--- Your task ---
A faithful copy of the data, pictures omitted, is the required answer.
*** Source material ***
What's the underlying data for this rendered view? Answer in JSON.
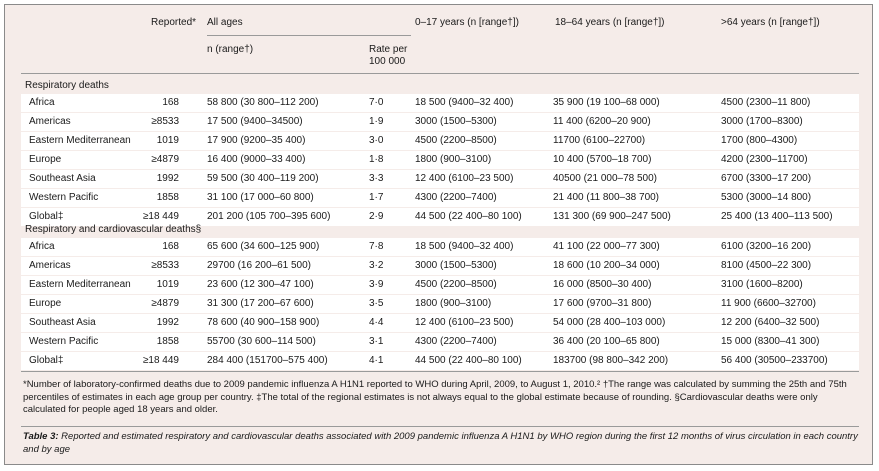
{
  "header": {
    "reported": "Reported*",
    "all_ages": "All ages",
    "n_range": "n (range†)",
    "rate_line1": "Rate per",
    "rate_line2": "100 000",
    "age_0_17": "0–17 years (n [range†])",
    "age_18_64": "18–64 years (n [range†])",
    "age_64": ">64 years (n [range†])"
  },
  "sections": [
    {
      "title": "Respiratory deaths",
      "rows": [
        {
          "region": "Africa",
          "reported": "168",
          "all": "58 800 (30 800–112 200)",
          "rate": "7·0",
          "a017": "18 500 (9400–32 400)",
          "a1864": "35 900 (19 100–68 000)",
          "a64": "4500 (2300–11 800)"
        },
        {
          "region": "Americas",
          "reported": "≥8533",
          "all": "17 500 (9400–34500)",
          "rate": "1·9",
          "a017": "3000 (1500–5300)",
          "a1864": "11 400 (6200–20 900)",
          "a64": "3000 (1700–8300)"
        },
        {
          "region": "Eastern Mediterranean",
          "reported": "1019",
          "all": "17 900 (9200–35 400)",
          "rate": "3·0",
          "a017": "4500 (2200–8500)",
          "a1864": "11700 (6100–22700)",
          "a64": "1700 (800–4300)"
        },
        {
          "region": "Europe",
          "reported": "≥4879",
          "all": "16 400 (9000–33 400)",
          "rate": "1·8",
          "a017": "1800 (900–3100)",
          "a1864": "10 400 (5700–18 700)",
          "a64": "4200 (2300–11700)"
        },
        {
          "region": "Southeast Asia",
          "reported": "1992",
          "all": "59 500 (30 400–119 200)",
          "rate": "3·3",
          "a017": "12 400 (6100–23 500)",
          "a1864": "40500 (21 000–78 500)",
          "a64": "6700 (3300–17 200)"
        },
        {
          "region": "Western Pacific",
          "reported": "1858",
          "all": "31 100 (17 000–60 800)",
          "rate": "1·7",
          "a017": "4300 (2200–7400)",
          "a1864": "21 400 (11 800–38 700)",
          "a64": "5300 (3000–14 800)"
        },
        {
          "region": "Global‡",
          "reported": "≥18 449",
          "all": "201 200 (105 700–395 600)",
          "rate": "2·9",
          "a017": "44 500 (22 400–80 100)",
          "a1864": "131 300 (69 900–247 500)",
          "a64": "25 400 (13 400–113 500)"
        }
      ]
    },
    {
      "title": "Respiratory and cardiovascular deaths§",
      "rows": [
        {
          "region": "Africa",
          "reported": "168",
          "all": "65 600 (34 600–125 900)",
          "rate": "7·8",
          "a017": "18 500 (9400–32 400)",
          "a1864": "41 100 (22 000–77 300)",
          "a64": "6100 (3200–16 200)"
        },
        {
          "region": "Americas",
          "reported": "≥8533",
          "all": "29700 (16 200–61 500)",
          "rate": "3·2",
          "a017": "3000 (1500–5300)",
          "a1864": "18 600 (10 200–34 000)",
          "a64": "8100 (4500–22 300)"
        },
        {
          "region": "Eastern Mediterranean",
          "reported": "1019",
          "all": "23 600 (12 300–47 100)",
          "rate": "3·9",
          "a017": "4500 (2200–8500)",
          "a1864": "16 000 (8500–30 400)",
          "a64": "3100 (1600–8200)"
        },
        {
          "region": "Europe",
          "reported": "≥4879",
          "all": "31 300 (17 200–67 600)",
          "rate": "3·5",
          "a017": "1800 (900–3100)",
          "a1864": "17 600 (9700–31 800)",
          "a64": "11 900 (6600–32700)"
        },
        {
          "region": "Southeast Asia",
          "reported": "1992",
          "all": "78 600 (40 900–158 900)",
          "rate": "4·4",
          "a017": "12 400 (6100–23 500)",
          "a1864": "54 000 (28 400–103 000)",
          "a64": "12 200 (6400–32 500)"
        },
        {
          "region": "Western Pacific",
          "reported": "1858",
          "all": "55700 (30 600–114 500)",
          "rate": "3·1",
          "a017": "4300 (2200–7400)",
          "a1864": "36 400 (20 100–65 800)",
          "a64": "15 000 (8300–41 300)"
        },
        {
          "region": "Global‡",
          "reported": "≥18 449",
          "all": "284 400 (151700–575 400)",
          "rate": "4·1",
          "a017": "44 500 (22 400–80 100)",
          "a1864": "183700 (98 800–342 200)",
          "a64": "56 400 (30500–233700)"
        }
      ]
    }
  ],
  "footnote": "*Number of laboratory-confirmed deaths due to 2009 pandemic influenza A H1N1 reported to WHO during April, 2009, to August 1, 2010.² †The range was calculated by summing the 25th and 75th percentiles of estimates in each age group per country. ‡The total of the regional estimates is not always equal to the global estimate because of rounding. §Cardiovascular deaths were only calculated for people aged 18 years and older.",
  "caption_label": "Table 3:",
  "caption_text": " Reported and estimated respiratory and cardiovascular deaths associated with 2009 pandemic influenza A H1N1 by WHO region during the first 12 months of virus circulation in each country and by age"
}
*** End of Source material ***
--- Problem solution ---
What's the underlying data for this rendered view? Answer in JSON.
{
  "header": {
    "reported": "Reported*",
    "all_ages": "All ages",
    "n_range": "n (range†)",
    "rate_line1": "Rate per",
    "rate_line2": "100 000",
    "age_0_17": "0–17 years (n [range†])",
    "age_18_64": "18–64 years (n [range†])",
    "age_64": ">64 years (n [range†])"
  },
  "sections": [
    {
      "title": "Respiratory deaths",
      "rows": [
        {
          "region": "Africa",
          "reported": "168",
          "all": "58 800 (30 800–112 200)",
          "rate": "7·0",
          "a017": "18 500 (9400–32 400)",
          "a1864": "35 900 (19 100–68 000)",
          "a64": "4500 (2300–11 800)"
        },
        {
          "region": "Americas",
          "reported": "≥8533",
          "all": "17 500 (9400–34500)",
          "rate": "1·9",
          "a017": "3000 (1500–5300)",
          "a1864": "11 400 (6200–20 900)",
          "a64": "3000 (1700–8300)"
        },
        {
          "region": "Eastern Mediterranean",
          "reported": "1019",
          "all": "17 900 (9200–35 400)",
          "rate": "3·0",
          "a017": "4500 (2200–8500)",
          "a1864": "11700 (6100–22700)",
          "a64": "1700 (800–4300)"
        },
        {
          "region": "Europe",
          "reported": "≥4879",
          "all": "16 400 (9000–33 400)",
          "rate": "1·8",
          "a017": "1800 (900–3100)",
          "a1864": "10 400 (5700–18 700)",
          "a64": "4200 (2300–11700)"
        },
        {
          "region": "Southeast Asia",
          "reported": "1992",
          "all": "59 500 (30 400–119 200)",
          "rate": "3·3",
          "a017": "12 400 (6100–23 500)",
          "a1864": "40500 (21 000–78 500)",
          "a64": "6700 (3300–17 200)"
        },
        {
          "region": "Western Pacific",
          "reported": "1858",
          "all": "31 100 (17 000–60 800)",
          "rate": "1·7",
          "a017": "4300 (2200–7400)",
          "a1864": "21 400 (11 800–38 700)",
          "a64": "5300 (3000–14 800)"
        },
        {
          "region": "Global‡",
          "reported": "≥18 449",
          "all": "201 200 (105 700–395 600)",
          "rate": "2·9",
          "a017": "44 500 (22 400–80 100)",
          "a1864": "131 300 (69 900–247 500)",
          "a64": "25 400 (13 400–113 500)"
        }
      ]
    },
    {
      "title": "Respiratory and cardiovascular deaths§",
      "rows": [
        {
          "region": "Africa",
          "reported": "168",
          "all": "65 600 (34 600–125 900)",
          "rate": "7·8",
          "a017": "18 500 (9400–32 400)",
          "a1864": "41 100 (22 000–77 300)",
          "a64": "6100 (3200–16 200)"
        },
        {
          "region": "Americas",
          "reported": "≥8533",
          "all": "29700 (16 200–61 500)",
          "rate": "3·2",
          "a017": "3000 (1500–5300)",
          "a1864": "18 600 (10 200–34 000)",
          "a64": "8100 (4500–22 300)"
        },
        {
          "region": "Eastern Mediterranean",
          "reported": "1019",
          "all": "23 600 (12 300–47 100)",
          "rate": "3·9",
          "a017": "4500 (2200–8500)",
          "a1864": "16 000 (8500–30 400)",
          "a64": "3100 (1600–8200)"
        },
        {
          "region": "Europe",
          "reported": "≥4879",
          "all": "31 300 (17 200–67 600)",
          "rate": "3·5",
          "a017": "1800 (900–3100)",
          "a1864": "17 600 (9700–31 800)",
          "a64": "11 900 (6600–32700)"
        },
        {
          "region": "Southeast Asia",
          "reported": "1992",
          "all": "78 600 (40 900–158 900)",
          "rate": "4·4",
          "a017": "12 400 (6100–23 500)",
          "a1864": "54 000 (28 400–103 000)",
          "a64": "12 200 (6400–32 500)"
        },
        {
          "region": "Western Pacific",
          "reported": "1858",
          "all": "55700 (30 600–114 500)",
          "rate": "3·1",
          "a017": "4300 (2200–7400)",
          "a1864": "36 400 (20 100–65 800)",
          "a64": "15 000 (8300–41 300)"
        },
        {
          "region": "Global‡",
          "reported": "≥18 449",
          "all": "284 400 (151700–575 400)",
          "rate": "4·1",
          "a017": "44 500 (22 400–80 100)",
          "a1864": "183700 (98 800–342 200)",
          "a64": "56 400 (30500–233700)"
        }
      ]
    }
  ],
  "footnote": "*Number of laboratory-confirmed deaths due to 2009 pandemic influenza A H1N1 reported to WHO during April, 2009, to August 1, 2010.² †The range was calculated by summing the 25th and 75th percentiles of estimates in each age group per country. ‡The total of the regional estimates is not always equal to the global estimate because of rounding. §Cardiovascular deaths were only calculated for people aged 18 years and older.",
  "caption_label": "Table 3:",
  "caption_text": " Reported and estimated respiratory and cardiovascular deaths associated with 2009 pandemic influenza A H1N1 by WHO region during the first 12 months of virus circulation in each country and by age"
}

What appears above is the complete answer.